**Data records:**
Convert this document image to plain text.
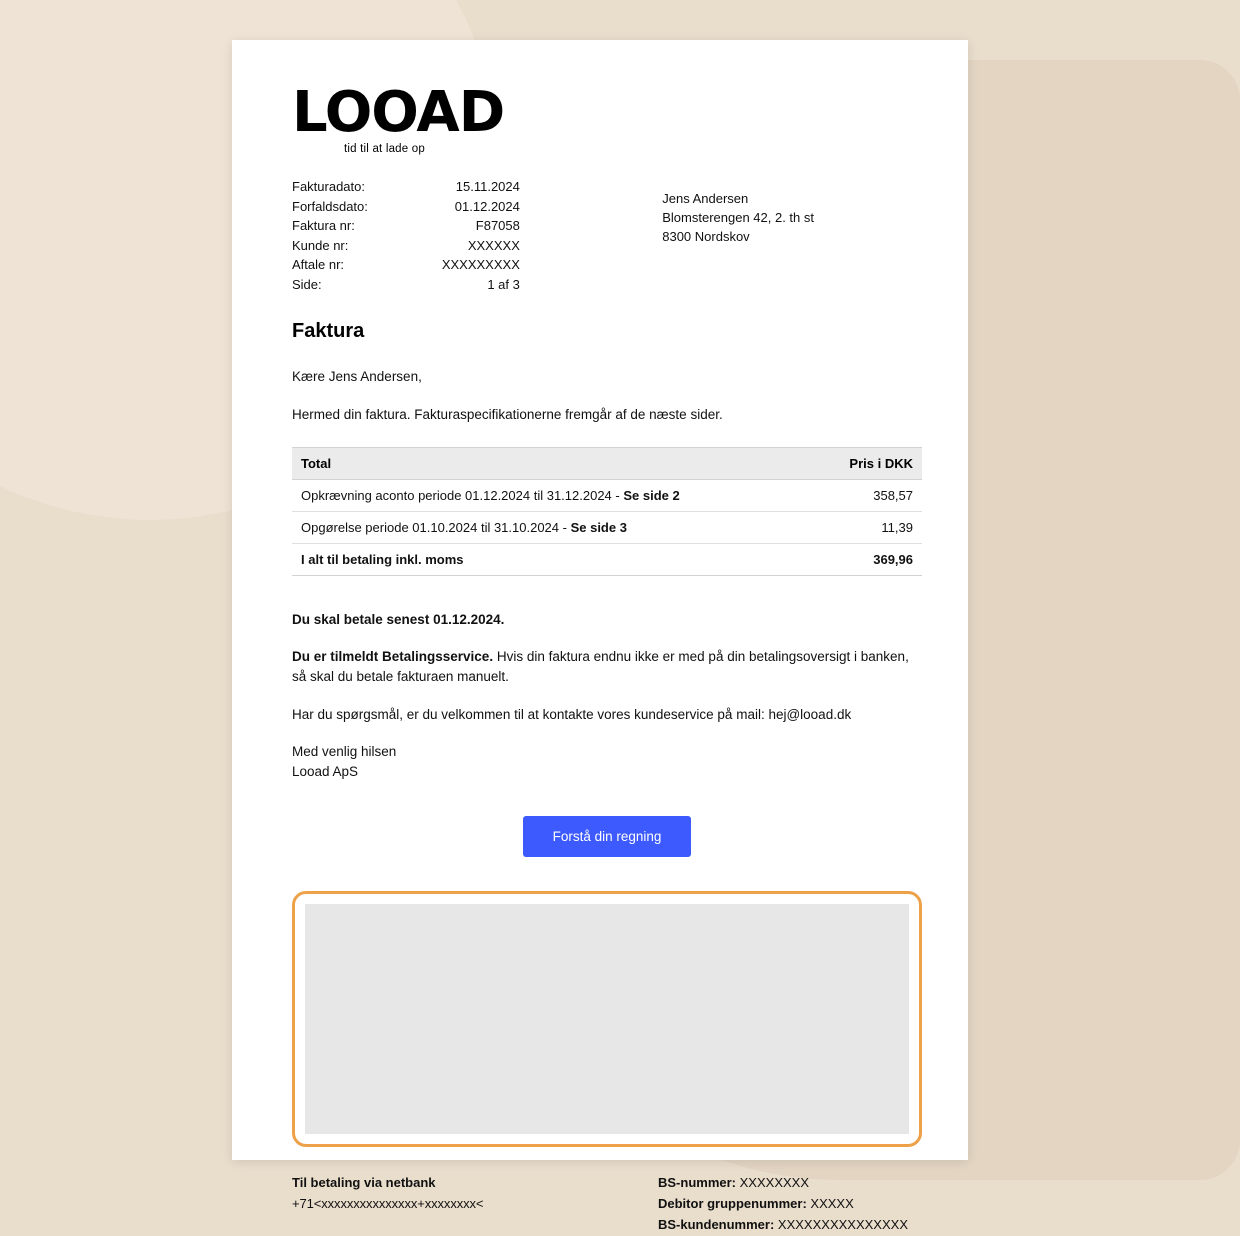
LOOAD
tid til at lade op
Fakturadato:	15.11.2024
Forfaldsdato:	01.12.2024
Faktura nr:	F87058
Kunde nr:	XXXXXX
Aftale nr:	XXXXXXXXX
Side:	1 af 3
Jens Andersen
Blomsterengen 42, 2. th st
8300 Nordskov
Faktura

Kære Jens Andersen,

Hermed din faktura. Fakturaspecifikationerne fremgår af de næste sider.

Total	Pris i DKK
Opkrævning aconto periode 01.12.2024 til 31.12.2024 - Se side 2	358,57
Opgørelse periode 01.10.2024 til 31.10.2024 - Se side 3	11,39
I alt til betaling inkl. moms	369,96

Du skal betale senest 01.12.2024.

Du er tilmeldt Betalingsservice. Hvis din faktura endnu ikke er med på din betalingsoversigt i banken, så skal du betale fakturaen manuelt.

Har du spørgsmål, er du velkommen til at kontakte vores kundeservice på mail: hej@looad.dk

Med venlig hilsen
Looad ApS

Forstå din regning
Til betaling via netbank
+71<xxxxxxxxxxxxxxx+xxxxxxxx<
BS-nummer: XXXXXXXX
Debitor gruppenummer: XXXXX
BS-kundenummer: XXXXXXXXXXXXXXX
==
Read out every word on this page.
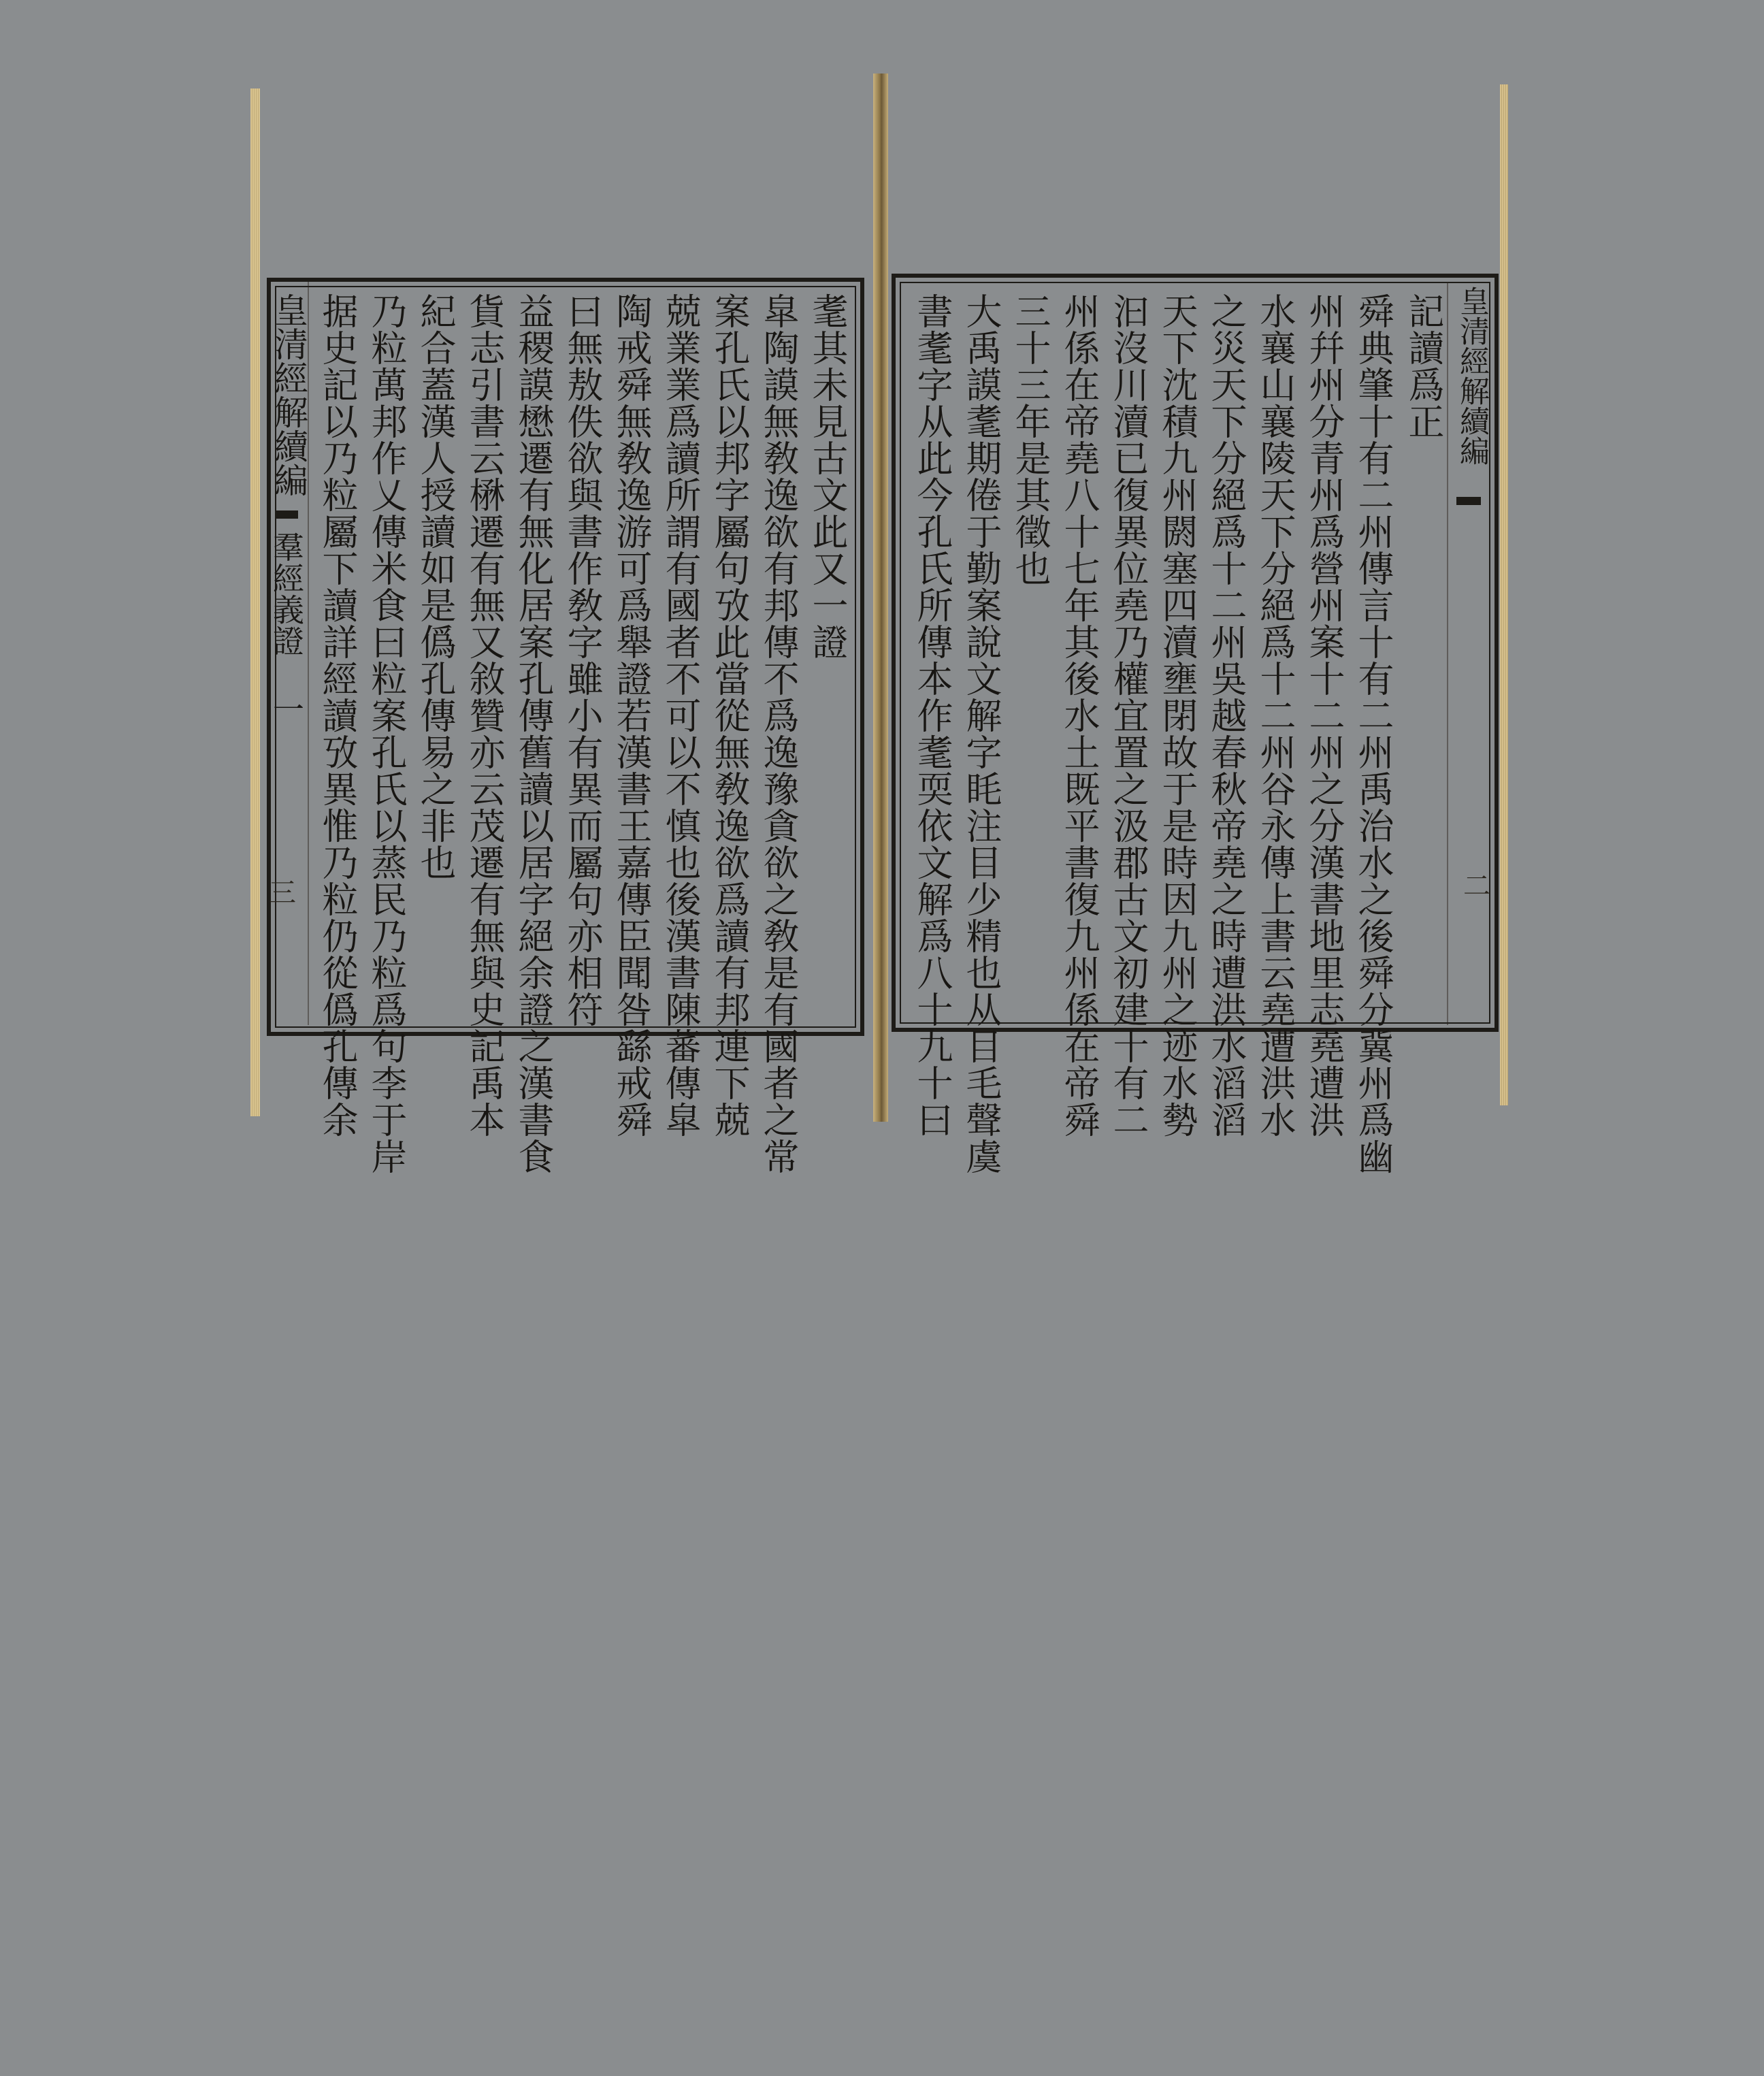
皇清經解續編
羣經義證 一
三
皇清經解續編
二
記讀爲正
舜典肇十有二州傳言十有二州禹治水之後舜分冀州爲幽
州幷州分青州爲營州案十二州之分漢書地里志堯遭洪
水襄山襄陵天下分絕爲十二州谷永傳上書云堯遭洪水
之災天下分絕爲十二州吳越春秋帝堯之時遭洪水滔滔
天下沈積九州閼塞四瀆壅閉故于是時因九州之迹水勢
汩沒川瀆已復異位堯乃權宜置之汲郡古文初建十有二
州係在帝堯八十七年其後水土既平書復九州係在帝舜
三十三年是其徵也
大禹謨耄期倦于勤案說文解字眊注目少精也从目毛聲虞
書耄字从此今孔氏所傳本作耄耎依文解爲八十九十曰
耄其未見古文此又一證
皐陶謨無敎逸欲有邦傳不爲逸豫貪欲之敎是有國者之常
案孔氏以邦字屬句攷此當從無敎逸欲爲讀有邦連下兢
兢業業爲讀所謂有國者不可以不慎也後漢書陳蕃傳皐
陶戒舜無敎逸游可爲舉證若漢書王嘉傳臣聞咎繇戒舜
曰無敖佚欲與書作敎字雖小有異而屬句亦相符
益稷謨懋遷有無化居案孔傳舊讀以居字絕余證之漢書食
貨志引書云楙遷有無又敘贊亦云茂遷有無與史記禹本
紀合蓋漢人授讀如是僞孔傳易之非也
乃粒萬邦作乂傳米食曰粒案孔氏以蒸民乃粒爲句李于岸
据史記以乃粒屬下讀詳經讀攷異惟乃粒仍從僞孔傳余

**What is expected:**
Where does the word "skal" appear? Return each line that holds it.

**Task response:**
Du skal betale senest 01.12.2024.
Du er tilmeldt Betalingsservice. Hvis din faktura endnu ikke er med på din betalingsoversigt i banken, så skal du betale fakturaen manuelt.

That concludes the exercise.